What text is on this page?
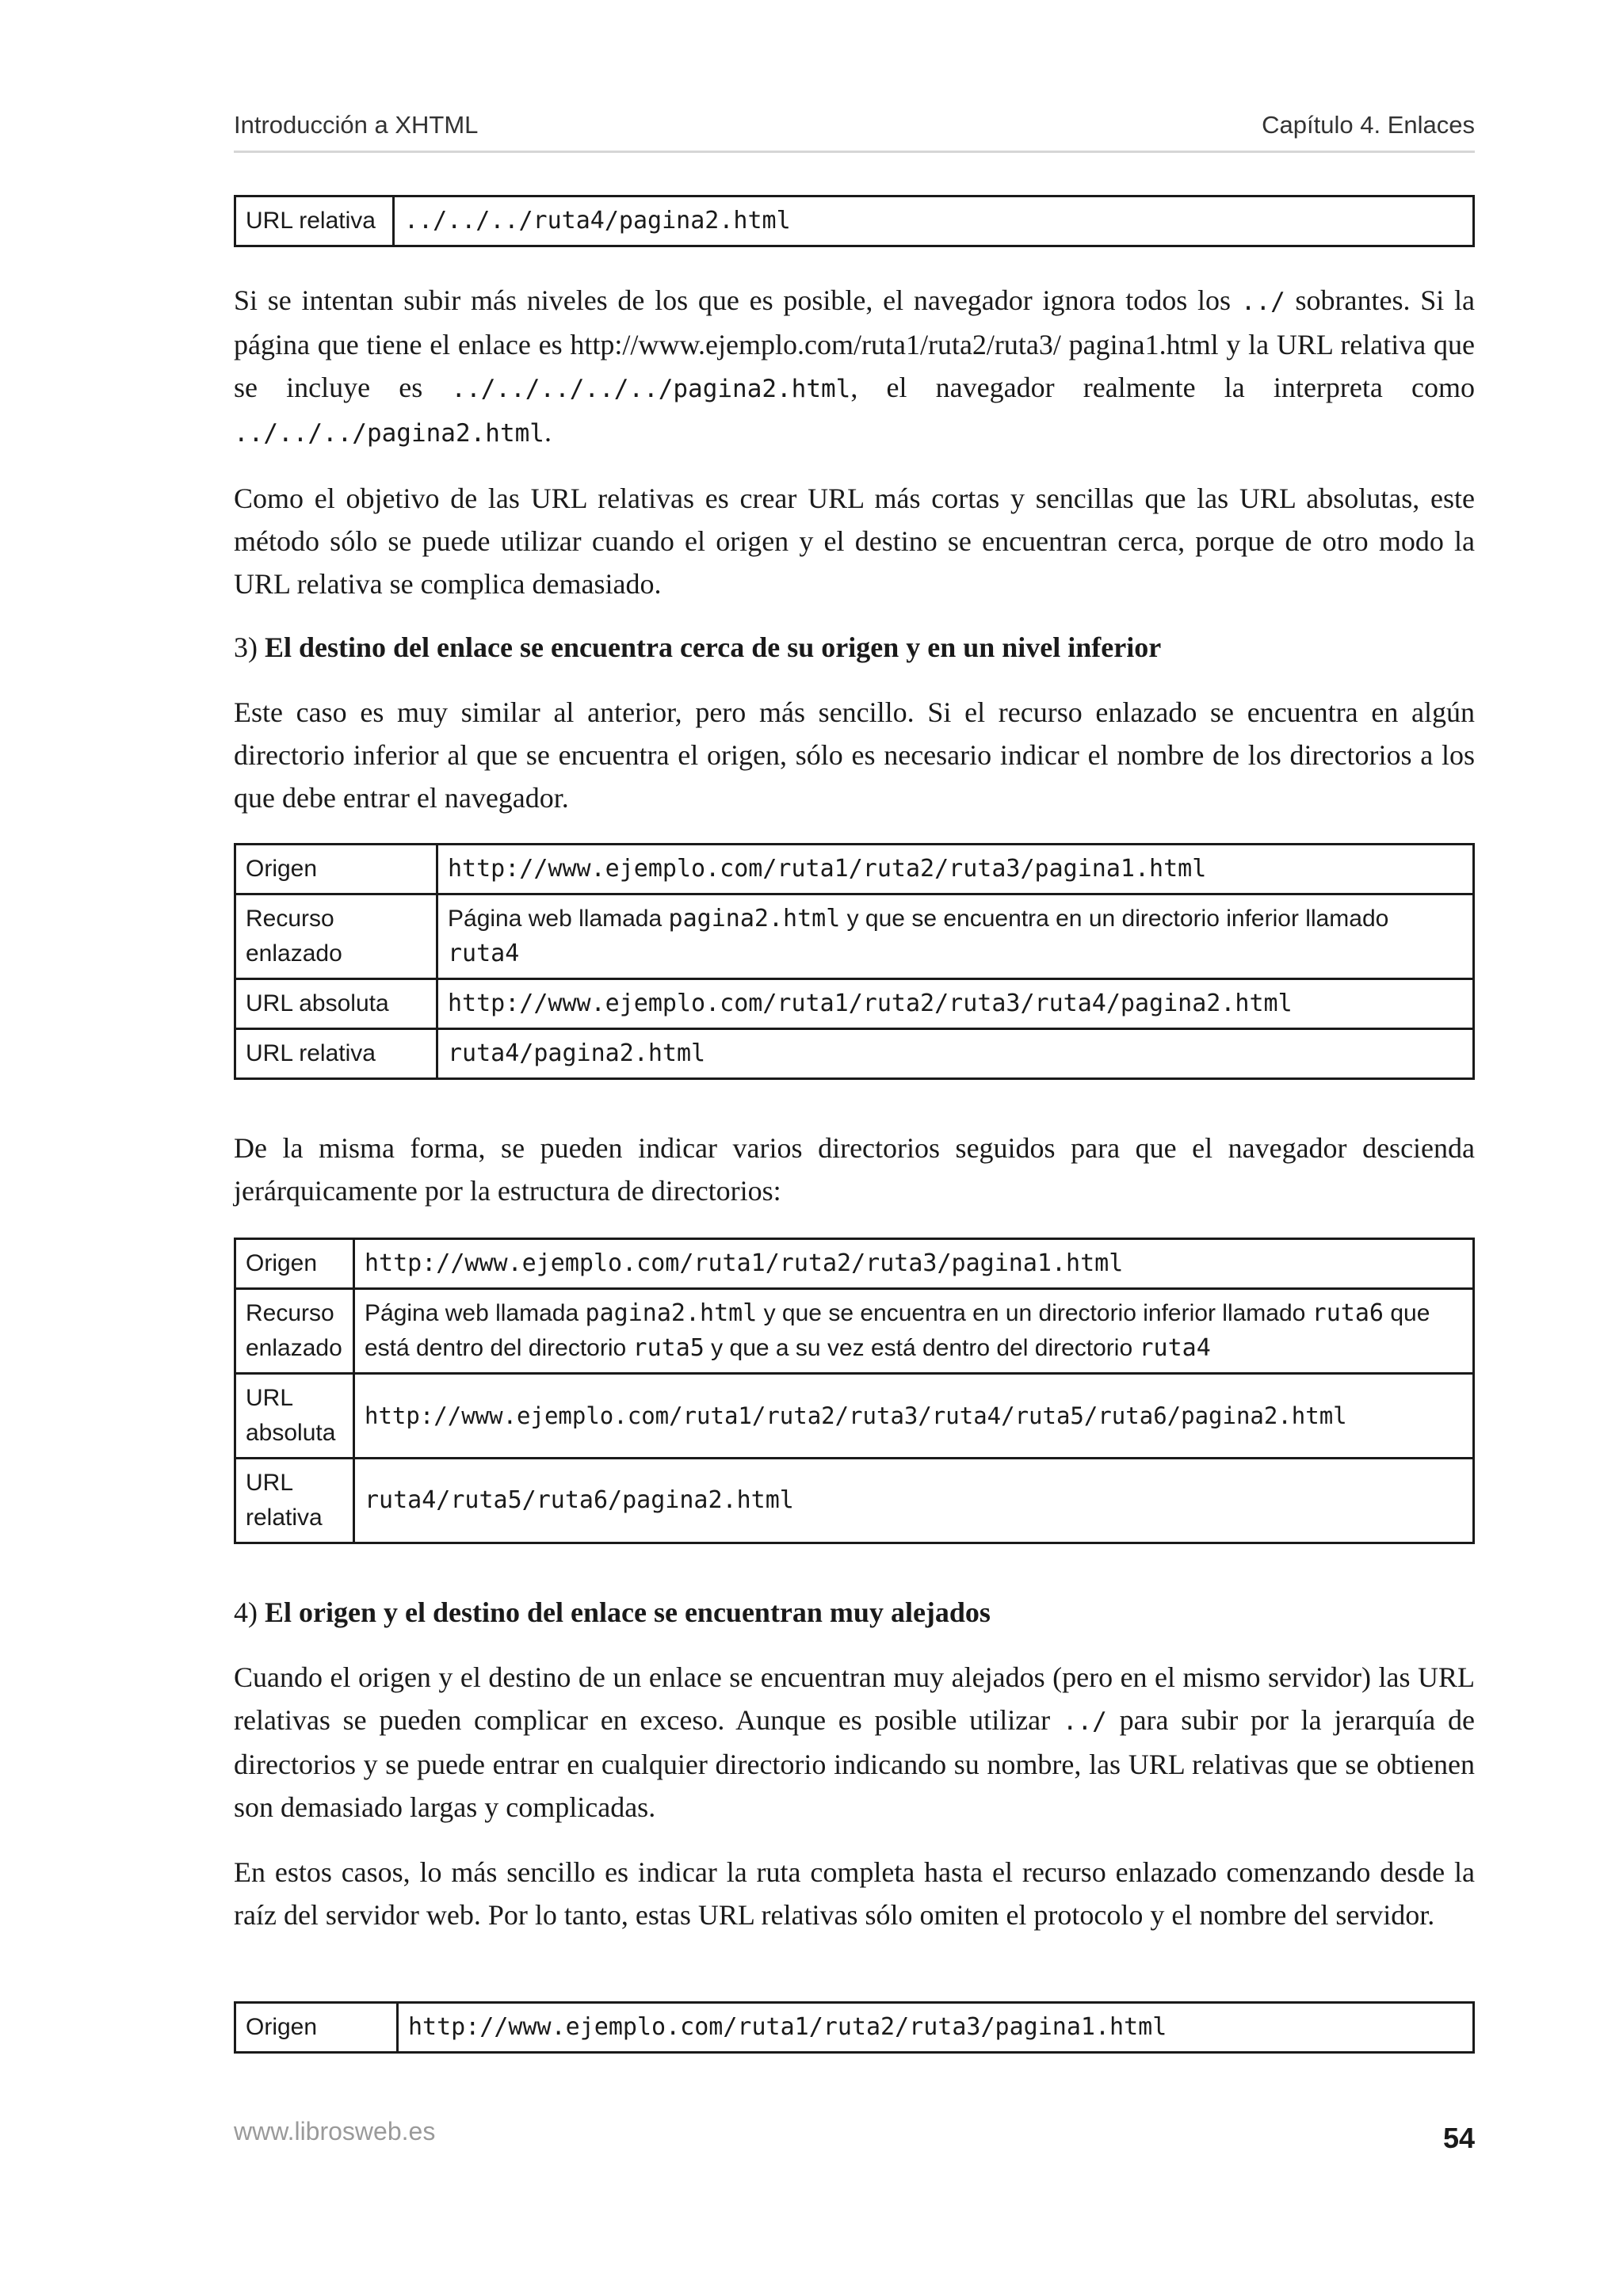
Introducción a XHTML	Capítulo 4. Enlaces
URL relativa	../../../ruta4/pagina2.html
Si se intentan subir más niveles de los que es posible, el navegador ignora todos los ../ sobrantes. Si la página que tiene el enlace es http://www.ejemplo.com/ruta1/ruta2/ruta3/ pagina1.html y la URL relativa que se incluye es ../../../../../pagina2.html, el navegador realmente la interpreta como ../../../pagina2.html.
Como el objetivo de las URL relativas es crear URL más cortas y sencillas que las URL absolutas, este método sólo se puede utilizar cuando el origen y el destino se encuentran cerca, porque de otro modo la URL relativa se complica demasiado.
3) El destino del enlace se encuentra cerca de su origen y en un nivel inferior
Este caso es muy similar al anterior, pero más sencillo. Si el recurso enlazado se encuentra en algún directorio inferior al que se encuentra el origen, sólo es necesario indicar el nombre de los directorios a los que debe entrar el navegador.
Origen	http://www.ejemplo.com/ruta1/ruta2/ruta3/pagina1.html
Recurso enlazado	Página web llamada pagina2.html y que se encuentra en un directorio inferior llamado ruta4
URL absoluta	http://www.ejemplo.com/ruta1/ruta2/ruta3/ruta4/pagina2.html
URL relativa	ruta4/pagina2.html
De la misma forma, se pueden indicar varios directorios seguidos para que el navegador descienda jerárquicamente por la estructura de directorios:
Origen	http://www.ejemplo.com/ruta1/ruta2/ruta3/pagina1.html
Recurso enlazado	Página web llamada pagina2.html y que se encuentra en un directorio inferior llamado ruta6 que está dentro del directorio ruta5 y que a su vez está dentro del directorio ruta4
URL absoluta	http://www.ejemplo.com/ruta1/ruta2/ruta3/ruta4/ruta5/ruta6/pagina2.html
URL relativa	ruta4/ruta5/ruta6/pagina2.html
4) El origen y el destino del enlace se encuentran muy alejados
Cuando el origen y el destino de un enlace se encuentran muy alejados (pero en el mismo servidor) las URL relativas se pueden complicar en exceso. Aunque es posible utilizar ../ para subir por la jerarquía de directorios y se puede entrar en cualquier directorio indicando su nombre, las URL relativas que se obtienen son demasiado largas y complicadas.
En estos casos, lo más sencillo es indicar la ruta completa hasta el recurso enlazado comenzando desde la raíz del servidor web. Por lo tanto, estas URL relativas sólo omiten el protocolo y el nombre del servidor.
Origen	http://www.ejemplo.com/ruta1/ruta2/ruta3/pagina1.html
www.librosweb.es	54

_Aim of the exercise_. Repeat the data in full and exactly. Omit pictures.

_In response_.
What text is on this page?
Introducción a XHTML	Capítulo 4. Enlaces
URL relativa	../../../ruta4/pagina2.html
Si se intentan subir más niveles de los que es posible, el navegador ignora todos los ../ sobrantes. Si la página que tiene el enlace es http://www.ejemplo.com/ruta1/ruta2/ruta3/ pagina1.html y la URL relativa que se incluye es ../../../../../pagina2.html, el navegador realmente la interpreta como ../../../pagina2.html.
Como el objetivo de las URL relativas es crear URL más cortas y sencillas que las URL absolutas, este método sólo se puede utilizar cuando el origen y el destino se encuentran cerca, porque de otro modo la URL relativa se complica demasiado.
3) El destino del enlace se encuentra cerca de su origen y en un nivel inferior
Este caso es muy similar al anterior, pero más sencillo. Si el recurso enlazado se encuentra en algún directorio inferior al que se encuentra el origen, sólo es necesario indicar el nombre de los directorios a los que debe entrar el navegador.
Origen	http://www.ejemplo.com/ruta1/ruta2/ruta3/pagina1.html
Recurso enlazado	Página web llamada pagina2.html y que se encuentra en un directorio inferior llamado ruta4
URL absoluta	http://www.ejemplo.com/ruta1/ruta2/ruta3/ruta4/pagina2.html
URL relativa	ruta4/pagina2.html
De la misma forma, se pueden indicar varios directorios seguidos para que el navegador descienda jerárquicamente por la estructura de directorios:
Origen	http://www.ejemplo.com/ruta1/ruta2/ruta3/pagina1.html
Recurso enlazado	Página web llamada pagina2.html y que se encuentra en un directorio inferior llamado ruta6 que está dentro del directorio ruta5 y que a su vez está dentro del directorio ruta4
URL absoluta	http://www.ejemplo.com/ruta1/ruta2/ruta3/ruta4/ruta5/ruta6/pagina2.html
URL relativa	ruta4/ruta5/ruta6/pagina2.html
4) El origen y el destino del enlace se encuentran muy alejados
Cuando el origen y el destino de un enlace se encuentran muy alejados (pero en el mismo servidor) las URL relativas se pueden complicar en exceso. Aunque es posible utilizar ../ para subir por la jerarquía de directorios y se puede entrar en cualquier directorio indicando su nombre, las URL relativas que se obtienen son demasiado largas y complicadas.
En estos casos, lo más sencillo es indicar la ruta completa hasta el recurso enlazado comenzando desde la raíz del servidor web. Por lo tanto, estas URL relativas sólo omiten el protocolo y el nombre del servidor.
Origen	http://www.ejemplo.com/ruta1/ruta2/ruta3/pagina1.html
www.librosweb.es	54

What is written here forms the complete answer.